__Task brief__:
Transcribe the full listing below exactly.

__Provided data__:
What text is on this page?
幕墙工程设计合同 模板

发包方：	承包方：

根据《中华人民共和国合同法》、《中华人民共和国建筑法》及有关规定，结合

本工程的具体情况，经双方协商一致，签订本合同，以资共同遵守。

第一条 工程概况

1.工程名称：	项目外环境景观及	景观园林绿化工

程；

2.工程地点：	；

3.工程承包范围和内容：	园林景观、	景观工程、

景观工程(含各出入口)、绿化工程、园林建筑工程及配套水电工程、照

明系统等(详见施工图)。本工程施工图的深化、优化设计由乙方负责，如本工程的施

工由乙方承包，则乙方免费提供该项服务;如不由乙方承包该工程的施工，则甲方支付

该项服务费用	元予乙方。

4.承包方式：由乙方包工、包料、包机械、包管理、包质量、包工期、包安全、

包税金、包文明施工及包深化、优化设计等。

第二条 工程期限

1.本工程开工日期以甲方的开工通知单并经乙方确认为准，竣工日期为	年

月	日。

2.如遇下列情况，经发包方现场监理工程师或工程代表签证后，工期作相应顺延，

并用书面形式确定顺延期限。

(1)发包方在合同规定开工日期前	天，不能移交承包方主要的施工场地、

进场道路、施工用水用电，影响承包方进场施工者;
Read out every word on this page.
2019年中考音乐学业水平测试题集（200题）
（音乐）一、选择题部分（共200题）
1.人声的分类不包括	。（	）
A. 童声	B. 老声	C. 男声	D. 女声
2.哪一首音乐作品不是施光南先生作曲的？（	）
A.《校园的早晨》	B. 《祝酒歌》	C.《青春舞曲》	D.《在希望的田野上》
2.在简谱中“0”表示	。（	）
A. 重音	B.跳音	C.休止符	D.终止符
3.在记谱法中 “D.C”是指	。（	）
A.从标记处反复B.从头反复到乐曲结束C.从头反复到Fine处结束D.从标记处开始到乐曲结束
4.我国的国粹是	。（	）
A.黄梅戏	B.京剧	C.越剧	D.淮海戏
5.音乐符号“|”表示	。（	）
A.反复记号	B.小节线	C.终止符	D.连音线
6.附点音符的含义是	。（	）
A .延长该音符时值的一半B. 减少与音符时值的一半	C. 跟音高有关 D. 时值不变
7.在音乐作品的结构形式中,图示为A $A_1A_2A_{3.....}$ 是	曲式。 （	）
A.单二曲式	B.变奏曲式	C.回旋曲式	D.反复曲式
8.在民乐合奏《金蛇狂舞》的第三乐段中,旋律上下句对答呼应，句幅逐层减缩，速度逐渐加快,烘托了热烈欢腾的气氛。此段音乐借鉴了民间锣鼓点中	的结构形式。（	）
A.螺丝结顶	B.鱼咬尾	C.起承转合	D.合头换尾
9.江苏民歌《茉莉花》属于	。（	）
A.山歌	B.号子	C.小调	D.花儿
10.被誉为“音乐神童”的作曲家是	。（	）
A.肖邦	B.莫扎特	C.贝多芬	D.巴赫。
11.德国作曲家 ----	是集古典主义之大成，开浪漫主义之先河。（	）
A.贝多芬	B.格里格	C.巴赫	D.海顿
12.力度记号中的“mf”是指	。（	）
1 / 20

__Solution to this task__:
What text is on this page?
幕墙工程设计合同 模板

发包方：	承包方：

根据《中华人民共和国合同法》、《中华人民共和国建筑法》及有关规定，结合

本工程的具体情况，经双方协商一致，签订本合同，以资共同遵守。

第一条 工程概况

1.工程名称：	项目外环境景观及	景观园林绿化工

程；

2.工程地点：	；

3.工程承包范围和内容：	园林景观、	景观工程、

景观工程(含各出入口)、绿化工程、园林建筑工程及配套水电工程、照

明系统等(详见施工图)。本工程施工图的深化、优化设计由乙方负责，如本工程的施

工由乙方承包，则乙方免费提供该项服务;如不由乙方承包该工程的施工，则甲方支付

该项服务费用	元予乙方。

4.承包方式：由乙方包工、包料、包机械、包管理、包质量、包工期、包安全、

包税金、包文明施工及包深化、优化设计等。

第二条 工程期限

1.本工程开工日期以甲方的开工通知单并经乙方确认为准，竣工日期为	年

月	日。

2.如遇下列情况，经发包方现场监理工程师或工程代表签证后，工期作相应顺延，

并用书面形式确定顺延期限。

(1)发包方在合同规定开工日期前	天，不能移交承包方主要的施工场地、

进场道路、施工用水用电，影响承包方进场施工者;
Read out every word on this page.
2019年中考音乐学业水平测试题集（200题）
（音乐）一、选择题部分（共200题）
1.人声的分类不包括	。（	）
A. 童声	B. 老声	C. 男声	D. 女声
2.哪一首音乐作品不是施光南先生作曲的？（	）
A.《校园的早晨》	B. 《祝酒歌》	C.《青春舞曲》	D.《在希望的田野上》
2.在简谱中“0”表示	。（	）
A. 重音	B.跳音	C.休止符	D.终止符
3.在记谱法中 “D.C”是指	。（	）
A.从标记处反复B.从头反复到乐曲结束C.从头反复到Fine处结束D.从标记处开始到乐曲结束
4.我国的国粹是	。（	）
A.黄梅戏	B.京剧	C.越剧	D.淮海戏
5.音乐符号“|”表示	。（	）
A.反复记号	B.小节线	C.终止符	D.连音线
6.附点音符的含义是	。（	）
A .延长该音符时值的一半B. 减少与音符时值的一半	C. 跟音高有关 D. 时值不变
7.在音乐作品的结构形式中,图示为A $A_1A_2A_{3.....}$ 是	曲式。 （	）
A.单二曲式	B.变奏曲式	C.回旋曲式	D.反复曲式
8.在民乐合奏《金蛇狂舞》的第三乐段中,旋律上下句对答呼应，句幅逐层减缩，速度逐渐加快,烘托了热烈欢腾的气氛。此段音乐借鉴了民间锣鼓点中	的结构形式。（	）
A.螺丝结顶	B.鱼咬尾	C.起承转合	D.合头换尾
9.江苏民歌《茉莉花》属于	。（	）
A.山歌	B.号子	C.小调	D.花儿
10.被誉为“音乐神童”的作曲家是	。（	）
A.肖邦	B.莫扎特	C.贝多芬	D.巴赫。
11.德国作曲家 ----	是集古典主义之大成，开浪漫主义之先河。（	）
A.贝多芬	B.格里格	C.巴赫	D.海顿
12.力度记号中的“mf”是指	。（	）
1 / 20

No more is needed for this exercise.